Figure collection entries:
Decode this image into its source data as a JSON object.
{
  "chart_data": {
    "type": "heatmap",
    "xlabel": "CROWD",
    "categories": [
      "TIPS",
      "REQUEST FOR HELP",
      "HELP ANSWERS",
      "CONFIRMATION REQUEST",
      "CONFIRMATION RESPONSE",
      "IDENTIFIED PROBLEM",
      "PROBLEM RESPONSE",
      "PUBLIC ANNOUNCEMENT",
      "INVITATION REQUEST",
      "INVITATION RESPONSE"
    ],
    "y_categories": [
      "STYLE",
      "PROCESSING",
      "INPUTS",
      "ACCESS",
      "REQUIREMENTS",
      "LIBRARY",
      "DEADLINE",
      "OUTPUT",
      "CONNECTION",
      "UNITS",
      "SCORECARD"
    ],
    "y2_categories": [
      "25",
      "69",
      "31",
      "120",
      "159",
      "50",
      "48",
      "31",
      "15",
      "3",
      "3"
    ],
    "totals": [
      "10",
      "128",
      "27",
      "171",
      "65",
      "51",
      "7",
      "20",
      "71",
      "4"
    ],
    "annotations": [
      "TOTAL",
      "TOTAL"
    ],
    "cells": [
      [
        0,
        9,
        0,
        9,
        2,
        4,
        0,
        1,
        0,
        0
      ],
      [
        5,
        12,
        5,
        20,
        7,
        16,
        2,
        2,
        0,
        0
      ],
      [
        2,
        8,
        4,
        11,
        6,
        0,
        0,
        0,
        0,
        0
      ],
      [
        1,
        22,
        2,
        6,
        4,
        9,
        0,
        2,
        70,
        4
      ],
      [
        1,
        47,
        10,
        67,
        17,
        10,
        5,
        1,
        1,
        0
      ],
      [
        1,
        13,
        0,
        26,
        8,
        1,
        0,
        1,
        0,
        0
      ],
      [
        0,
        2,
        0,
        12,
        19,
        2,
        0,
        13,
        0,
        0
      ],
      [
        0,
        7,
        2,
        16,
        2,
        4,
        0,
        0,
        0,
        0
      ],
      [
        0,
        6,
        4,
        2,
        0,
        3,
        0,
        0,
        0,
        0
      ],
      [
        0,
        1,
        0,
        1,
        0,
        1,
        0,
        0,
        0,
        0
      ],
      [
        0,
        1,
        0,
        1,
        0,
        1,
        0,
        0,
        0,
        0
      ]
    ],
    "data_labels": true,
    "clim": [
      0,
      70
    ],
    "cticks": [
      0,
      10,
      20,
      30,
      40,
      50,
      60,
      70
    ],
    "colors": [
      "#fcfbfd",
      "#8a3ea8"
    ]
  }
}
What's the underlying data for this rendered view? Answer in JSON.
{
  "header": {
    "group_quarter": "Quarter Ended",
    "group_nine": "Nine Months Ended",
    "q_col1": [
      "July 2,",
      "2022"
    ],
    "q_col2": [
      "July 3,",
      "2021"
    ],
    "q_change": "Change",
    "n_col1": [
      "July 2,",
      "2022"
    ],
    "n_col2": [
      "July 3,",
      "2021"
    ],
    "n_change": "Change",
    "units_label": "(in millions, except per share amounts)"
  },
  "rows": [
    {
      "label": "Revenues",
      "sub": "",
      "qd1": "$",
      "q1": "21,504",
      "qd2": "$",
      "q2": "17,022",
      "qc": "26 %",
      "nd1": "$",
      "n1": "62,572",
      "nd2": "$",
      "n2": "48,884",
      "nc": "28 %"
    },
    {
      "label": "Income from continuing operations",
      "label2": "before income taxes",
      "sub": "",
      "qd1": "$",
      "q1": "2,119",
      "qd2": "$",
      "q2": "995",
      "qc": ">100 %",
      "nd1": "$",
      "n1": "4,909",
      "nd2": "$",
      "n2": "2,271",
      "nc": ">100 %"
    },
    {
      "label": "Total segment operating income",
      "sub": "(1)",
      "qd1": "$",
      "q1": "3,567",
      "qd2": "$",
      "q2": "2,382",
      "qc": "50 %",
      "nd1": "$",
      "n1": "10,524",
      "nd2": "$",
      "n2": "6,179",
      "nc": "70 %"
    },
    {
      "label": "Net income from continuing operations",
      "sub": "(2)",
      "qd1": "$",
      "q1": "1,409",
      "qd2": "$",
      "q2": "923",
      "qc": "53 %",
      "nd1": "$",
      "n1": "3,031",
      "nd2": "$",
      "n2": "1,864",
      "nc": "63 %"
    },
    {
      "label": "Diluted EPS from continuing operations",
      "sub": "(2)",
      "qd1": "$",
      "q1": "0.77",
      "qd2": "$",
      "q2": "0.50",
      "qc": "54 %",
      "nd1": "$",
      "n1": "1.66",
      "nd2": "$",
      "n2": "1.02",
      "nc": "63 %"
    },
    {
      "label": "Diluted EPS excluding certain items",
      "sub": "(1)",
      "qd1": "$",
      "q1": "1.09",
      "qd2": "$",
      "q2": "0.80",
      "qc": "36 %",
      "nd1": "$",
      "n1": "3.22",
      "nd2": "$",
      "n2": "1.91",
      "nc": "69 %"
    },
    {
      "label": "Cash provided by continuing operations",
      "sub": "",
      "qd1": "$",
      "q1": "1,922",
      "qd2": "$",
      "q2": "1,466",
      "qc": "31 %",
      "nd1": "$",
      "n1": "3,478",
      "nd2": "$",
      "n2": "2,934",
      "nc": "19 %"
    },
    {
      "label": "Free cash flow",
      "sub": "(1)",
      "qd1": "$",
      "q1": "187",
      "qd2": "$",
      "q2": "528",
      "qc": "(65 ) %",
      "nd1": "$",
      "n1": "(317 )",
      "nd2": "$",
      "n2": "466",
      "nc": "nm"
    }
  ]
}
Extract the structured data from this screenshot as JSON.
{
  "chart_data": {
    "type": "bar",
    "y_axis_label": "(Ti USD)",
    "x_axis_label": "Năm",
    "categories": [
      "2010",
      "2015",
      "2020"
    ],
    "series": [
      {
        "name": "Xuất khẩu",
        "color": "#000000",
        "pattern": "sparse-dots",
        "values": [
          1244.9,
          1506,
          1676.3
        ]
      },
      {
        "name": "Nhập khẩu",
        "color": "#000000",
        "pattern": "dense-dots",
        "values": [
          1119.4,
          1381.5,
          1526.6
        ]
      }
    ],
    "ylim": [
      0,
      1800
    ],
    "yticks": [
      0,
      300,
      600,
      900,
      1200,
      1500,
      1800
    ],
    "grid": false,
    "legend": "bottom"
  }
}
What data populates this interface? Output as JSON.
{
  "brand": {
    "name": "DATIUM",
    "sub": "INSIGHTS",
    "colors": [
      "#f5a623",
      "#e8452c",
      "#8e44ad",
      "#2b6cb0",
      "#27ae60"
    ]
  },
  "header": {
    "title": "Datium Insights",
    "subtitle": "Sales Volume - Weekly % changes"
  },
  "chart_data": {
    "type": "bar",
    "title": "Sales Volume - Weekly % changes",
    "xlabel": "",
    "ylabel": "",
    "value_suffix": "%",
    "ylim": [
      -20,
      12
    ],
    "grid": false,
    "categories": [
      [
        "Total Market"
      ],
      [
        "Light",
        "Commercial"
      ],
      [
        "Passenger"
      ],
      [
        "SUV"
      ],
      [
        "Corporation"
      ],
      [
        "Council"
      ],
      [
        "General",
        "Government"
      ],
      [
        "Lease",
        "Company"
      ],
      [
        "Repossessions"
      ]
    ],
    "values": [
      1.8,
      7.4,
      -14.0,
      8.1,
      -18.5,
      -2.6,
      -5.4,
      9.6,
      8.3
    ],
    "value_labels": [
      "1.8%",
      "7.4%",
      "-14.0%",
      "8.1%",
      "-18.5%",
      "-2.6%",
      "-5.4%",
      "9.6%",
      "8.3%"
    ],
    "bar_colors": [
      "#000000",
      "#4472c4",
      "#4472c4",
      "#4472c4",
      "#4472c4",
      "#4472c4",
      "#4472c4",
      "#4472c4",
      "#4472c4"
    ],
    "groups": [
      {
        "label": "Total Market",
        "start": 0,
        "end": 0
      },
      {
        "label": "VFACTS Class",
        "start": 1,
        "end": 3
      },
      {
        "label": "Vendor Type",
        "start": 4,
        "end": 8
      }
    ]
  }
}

▶ Problem details
Check each line of the entries for the string "INVITATION". Copy the lines that have it.

▶ Complete output
      "INVITATION REQUEST",
      "INVITATION RESPONSE"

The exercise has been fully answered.